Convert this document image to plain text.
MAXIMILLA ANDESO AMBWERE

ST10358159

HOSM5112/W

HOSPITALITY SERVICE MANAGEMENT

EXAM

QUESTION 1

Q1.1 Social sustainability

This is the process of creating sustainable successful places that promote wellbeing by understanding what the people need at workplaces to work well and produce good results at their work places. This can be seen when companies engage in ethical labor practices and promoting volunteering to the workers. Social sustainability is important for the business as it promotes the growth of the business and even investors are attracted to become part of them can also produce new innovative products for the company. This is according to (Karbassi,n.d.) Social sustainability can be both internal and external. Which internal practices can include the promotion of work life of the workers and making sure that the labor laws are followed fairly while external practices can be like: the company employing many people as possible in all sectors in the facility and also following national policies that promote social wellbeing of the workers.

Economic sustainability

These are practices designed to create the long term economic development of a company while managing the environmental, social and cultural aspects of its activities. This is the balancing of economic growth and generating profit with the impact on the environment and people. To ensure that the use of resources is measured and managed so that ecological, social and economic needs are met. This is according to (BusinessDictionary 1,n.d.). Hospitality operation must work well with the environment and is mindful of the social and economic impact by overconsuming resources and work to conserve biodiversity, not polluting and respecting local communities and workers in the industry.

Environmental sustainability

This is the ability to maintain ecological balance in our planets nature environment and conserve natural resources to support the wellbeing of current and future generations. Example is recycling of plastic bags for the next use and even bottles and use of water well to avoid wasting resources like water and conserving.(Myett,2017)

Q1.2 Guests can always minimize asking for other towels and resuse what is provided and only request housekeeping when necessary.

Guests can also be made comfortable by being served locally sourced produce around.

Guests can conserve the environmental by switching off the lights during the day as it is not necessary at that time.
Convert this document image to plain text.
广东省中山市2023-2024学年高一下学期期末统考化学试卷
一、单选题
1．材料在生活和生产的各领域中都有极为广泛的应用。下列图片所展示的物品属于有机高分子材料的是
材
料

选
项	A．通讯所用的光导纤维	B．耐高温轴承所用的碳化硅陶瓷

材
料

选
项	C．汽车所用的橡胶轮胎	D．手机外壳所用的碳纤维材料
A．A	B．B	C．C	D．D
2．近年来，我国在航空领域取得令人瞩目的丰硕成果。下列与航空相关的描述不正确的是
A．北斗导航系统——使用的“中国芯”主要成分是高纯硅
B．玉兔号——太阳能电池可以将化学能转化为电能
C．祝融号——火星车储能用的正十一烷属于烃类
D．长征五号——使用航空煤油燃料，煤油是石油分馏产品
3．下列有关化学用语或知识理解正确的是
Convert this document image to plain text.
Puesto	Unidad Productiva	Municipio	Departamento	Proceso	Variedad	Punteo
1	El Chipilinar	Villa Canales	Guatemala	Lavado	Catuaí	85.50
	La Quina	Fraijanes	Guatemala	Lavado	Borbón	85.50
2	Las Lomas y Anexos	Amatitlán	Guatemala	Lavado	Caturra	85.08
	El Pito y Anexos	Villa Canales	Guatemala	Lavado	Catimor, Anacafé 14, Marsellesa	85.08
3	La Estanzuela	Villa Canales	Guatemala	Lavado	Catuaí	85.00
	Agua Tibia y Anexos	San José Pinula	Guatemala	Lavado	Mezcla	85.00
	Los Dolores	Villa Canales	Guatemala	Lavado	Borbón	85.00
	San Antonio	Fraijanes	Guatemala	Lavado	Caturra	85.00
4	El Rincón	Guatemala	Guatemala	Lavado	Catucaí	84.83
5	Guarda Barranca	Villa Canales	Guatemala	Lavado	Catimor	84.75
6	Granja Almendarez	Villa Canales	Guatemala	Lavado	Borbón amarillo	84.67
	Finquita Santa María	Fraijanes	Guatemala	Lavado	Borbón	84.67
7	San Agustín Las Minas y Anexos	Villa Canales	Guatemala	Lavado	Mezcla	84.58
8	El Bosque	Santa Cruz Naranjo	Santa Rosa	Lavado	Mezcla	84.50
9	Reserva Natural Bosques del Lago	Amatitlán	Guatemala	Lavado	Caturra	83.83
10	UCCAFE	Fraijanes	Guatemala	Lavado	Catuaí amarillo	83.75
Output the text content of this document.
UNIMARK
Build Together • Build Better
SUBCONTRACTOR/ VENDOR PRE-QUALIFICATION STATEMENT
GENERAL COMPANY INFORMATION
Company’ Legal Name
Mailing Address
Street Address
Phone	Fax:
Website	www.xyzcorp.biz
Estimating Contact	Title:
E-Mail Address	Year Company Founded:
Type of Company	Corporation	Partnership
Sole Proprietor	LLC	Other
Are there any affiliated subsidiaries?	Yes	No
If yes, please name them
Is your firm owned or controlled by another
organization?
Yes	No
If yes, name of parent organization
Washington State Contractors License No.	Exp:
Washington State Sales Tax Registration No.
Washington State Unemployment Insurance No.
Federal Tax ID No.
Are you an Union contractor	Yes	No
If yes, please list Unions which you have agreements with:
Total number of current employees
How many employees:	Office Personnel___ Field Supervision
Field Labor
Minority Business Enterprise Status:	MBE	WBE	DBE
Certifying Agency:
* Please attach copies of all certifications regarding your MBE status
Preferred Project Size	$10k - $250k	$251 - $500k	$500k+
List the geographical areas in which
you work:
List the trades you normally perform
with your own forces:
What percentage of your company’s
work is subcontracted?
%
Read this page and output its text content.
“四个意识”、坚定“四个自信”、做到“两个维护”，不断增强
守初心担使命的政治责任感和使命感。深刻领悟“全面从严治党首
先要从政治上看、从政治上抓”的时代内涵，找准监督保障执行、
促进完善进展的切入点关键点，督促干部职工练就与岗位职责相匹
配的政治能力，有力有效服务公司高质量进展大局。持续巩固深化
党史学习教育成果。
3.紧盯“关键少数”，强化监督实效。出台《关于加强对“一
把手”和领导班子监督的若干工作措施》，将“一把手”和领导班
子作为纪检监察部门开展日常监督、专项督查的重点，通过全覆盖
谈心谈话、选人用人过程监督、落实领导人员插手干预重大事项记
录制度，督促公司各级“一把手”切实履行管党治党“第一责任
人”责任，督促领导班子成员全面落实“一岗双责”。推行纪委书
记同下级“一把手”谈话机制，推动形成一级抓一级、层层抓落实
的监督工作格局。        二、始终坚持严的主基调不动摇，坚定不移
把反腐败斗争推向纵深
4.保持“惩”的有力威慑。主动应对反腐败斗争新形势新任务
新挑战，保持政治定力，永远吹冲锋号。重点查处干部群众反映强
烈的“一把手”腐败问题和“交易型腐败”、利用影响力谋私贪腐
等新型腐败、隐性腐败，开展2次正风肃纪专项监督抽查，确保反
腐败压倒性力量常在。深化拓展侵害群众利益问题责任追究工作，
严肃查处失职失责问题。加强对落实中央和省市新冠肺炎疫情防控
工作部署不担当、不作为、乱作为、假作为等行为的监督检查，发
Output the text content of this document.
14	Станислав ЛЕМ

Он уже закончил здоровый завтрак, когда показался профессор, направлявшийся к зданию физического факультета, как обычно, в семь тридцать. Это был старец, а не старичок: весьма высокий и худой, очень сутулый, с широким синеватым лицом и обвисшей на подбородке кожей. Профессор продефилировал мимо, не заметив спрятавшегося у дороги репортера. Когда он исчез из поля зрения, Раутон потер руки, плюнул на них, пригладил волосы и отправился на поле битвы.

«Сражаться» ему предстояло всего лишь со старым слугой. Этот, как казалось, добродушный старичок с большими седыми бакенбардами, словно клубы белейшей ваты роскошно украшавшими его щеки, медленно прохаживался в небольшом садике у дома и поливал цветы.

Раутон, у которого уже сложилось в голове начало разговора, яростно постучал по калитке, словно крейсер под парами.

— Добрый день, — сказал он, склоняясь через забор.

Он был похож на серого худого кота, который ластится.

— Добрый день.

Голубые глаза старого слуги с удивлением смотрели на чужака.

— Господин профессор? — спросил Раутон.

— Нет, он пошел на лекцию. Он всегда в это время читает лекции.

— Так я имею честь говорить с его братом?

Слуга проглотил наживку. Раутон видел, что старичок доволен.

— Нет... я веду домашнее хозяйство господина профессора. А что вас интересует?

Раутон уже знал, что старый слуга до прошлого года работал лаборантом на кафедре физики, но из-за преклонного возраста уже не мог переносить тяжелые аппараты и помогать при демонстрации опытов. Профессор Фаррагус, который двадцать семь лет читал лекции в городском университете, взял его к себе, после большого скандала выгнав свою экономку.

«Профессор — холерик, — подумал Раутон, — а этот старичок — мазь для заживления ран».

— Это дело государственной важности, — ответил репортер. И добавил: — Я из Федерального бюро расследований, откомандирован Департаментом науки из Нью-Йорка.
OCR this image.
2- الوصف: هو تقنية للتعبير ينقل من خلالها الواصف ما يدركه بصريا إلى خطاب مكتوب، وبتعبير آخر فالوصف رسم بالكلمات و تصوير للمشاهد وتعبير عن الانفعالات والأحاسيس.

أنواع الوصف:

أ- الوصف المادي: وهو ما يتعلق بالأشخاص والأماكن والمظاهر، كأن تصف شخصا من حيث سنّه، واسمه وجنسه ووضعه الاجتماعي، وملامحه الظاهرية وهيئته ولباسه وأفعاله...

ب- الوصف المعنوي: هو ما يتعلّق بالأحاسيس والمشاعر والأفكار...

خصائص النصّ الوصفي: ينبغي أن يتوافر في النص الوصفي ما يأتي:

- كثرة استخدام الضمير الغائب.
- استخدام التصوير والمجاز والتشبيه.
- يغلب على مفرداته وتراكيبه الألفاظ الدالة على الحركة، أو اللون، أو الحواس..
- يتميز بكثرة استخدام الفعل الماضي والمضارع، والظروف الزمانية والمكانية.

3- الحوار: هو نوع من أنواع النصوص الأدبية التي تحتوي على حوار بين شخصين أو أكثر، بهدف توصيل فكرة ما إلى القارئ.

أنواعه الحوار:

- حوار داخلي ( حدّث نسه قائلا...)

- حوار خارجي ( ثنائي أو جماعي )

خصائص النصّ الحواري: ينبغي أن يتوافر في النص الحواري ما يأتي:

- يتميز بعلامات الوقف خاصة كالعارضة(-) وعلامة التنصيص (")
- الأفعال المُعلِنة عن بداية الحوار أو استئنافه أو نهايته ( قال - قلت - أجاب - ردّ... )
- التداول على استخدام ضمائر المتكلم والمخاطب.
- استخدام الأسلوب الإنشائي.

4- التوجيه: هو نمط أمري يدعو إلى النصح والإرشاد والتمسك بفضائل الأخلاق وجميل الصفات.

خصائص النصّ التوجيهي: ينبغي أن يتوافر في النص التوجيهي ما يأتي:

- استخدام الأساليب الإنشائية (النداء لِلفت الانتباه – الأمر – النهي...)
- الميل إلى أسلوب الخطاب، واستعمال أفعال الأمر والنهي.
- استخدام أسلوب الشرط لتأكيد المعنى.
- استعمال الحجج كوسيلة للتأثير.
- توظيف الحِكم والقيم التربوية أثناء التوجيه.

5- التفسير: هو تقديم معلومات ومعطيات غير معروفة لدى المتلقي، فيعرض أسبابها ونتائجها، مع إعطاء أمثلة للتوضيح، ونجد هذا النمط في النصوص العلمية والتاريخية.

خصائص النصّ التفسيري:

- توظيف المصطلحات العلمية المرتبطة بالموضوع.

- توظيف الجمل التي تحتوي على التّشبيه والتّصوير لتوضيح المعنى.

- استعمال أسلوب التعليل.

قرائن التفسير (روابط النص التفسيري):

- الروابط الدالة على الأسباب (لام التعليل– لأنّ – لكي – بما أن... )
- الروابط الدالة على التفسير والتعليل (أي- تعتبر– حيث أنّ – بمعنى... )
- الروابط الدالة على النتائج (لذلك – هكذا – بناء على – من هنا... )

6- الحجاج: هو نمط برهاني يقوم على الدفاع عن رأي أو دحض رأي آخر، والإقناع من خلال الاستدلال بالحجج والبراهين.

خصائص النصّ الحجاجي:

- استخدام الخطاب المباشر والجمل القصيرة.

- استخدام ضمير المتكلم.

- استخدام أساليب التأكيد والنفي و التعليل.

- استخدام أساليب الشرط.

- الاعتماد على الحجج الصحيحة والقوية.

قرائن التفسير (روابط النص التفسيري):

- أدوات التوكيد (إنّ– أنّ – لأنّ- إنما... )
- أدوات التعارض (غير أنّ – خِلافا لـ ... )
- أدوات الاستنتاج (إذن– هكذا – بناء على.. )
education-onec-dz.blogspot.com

# Written instruction
Extract every line of the records above that contains the word "العلمية".

# Worked solution
5- التفسير: هو تقديم معلومات ومعطيات غير معروفة لدى المتلقي، فيعرض أسبابها ونتائجها، مع إعطاء أمثلة للتوضيح، ونجد هذا النمط في النصوص العلمية والتاريخية.
- توظيف المصطلحات العلمية المرتبطة بالموضوع.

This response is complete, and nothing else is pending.